◆ Texto mostrado

──────

La centralidad en sentido descriptivo hace referencia a la cuestión fáctica de si el trabajo tiene un puesto central en la existencia de los seres humanos. Se trata de una cuestión avalorativa que, creo, puede ser reformulada en estos términos: si y de qué modo el empleo juega o no un rol central en la integración funcional de los individuos en la sociedad, la cohesión societal, la distribución de oportunidades y el desarrollo individual. Por su parte, la centralidad en sentido normativo hace referencia a la cuestión política y ética de si el trabajo debe tener esa importancia sociocultural y si debe haber un vínculo claro entre trabajo y beneficios sociales diversos (ingresos, supervivencia, ciudadanía, estatus, etc.). Se trata de una cuestión axiológica que, para los fines de este trabajo, creo que puede ser reformulada, a su vez, en estos términos: si y por qué debe haber un vínculo más o menos estrecho y explícito entre el empleo y los beneficios, los derechos y las prestaciones que proveen los sistemas de bienestar social.

──────

◆ Datos proporcionados
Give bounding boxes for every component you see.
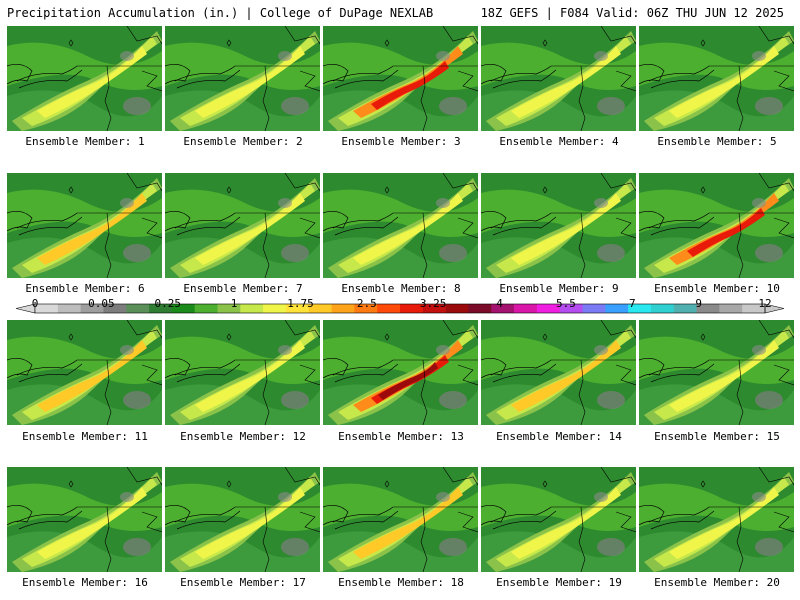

──────

Responde con base en el texto sobre la centralidad del trabajo:
1. ¿A qué cuestión hace referencia la centralidad en sentido descriptivo?
2. ¿Con qué adjetivo se califica esa cuestión descriptiva en la segunda oración?
3. ¿Qué beneficios sociales se enumeran entre paréntesis?
Los datos no guardan relación con el texto.

1. Hace referencia a la cuestión fáctica de si el trabajo tiene un puesto central en la existencia de los seres humanos.
2. Se la califica de avalorativa.
3. Se enumeran los ingresos, la supervivencia, la ciudadanía y el estatus.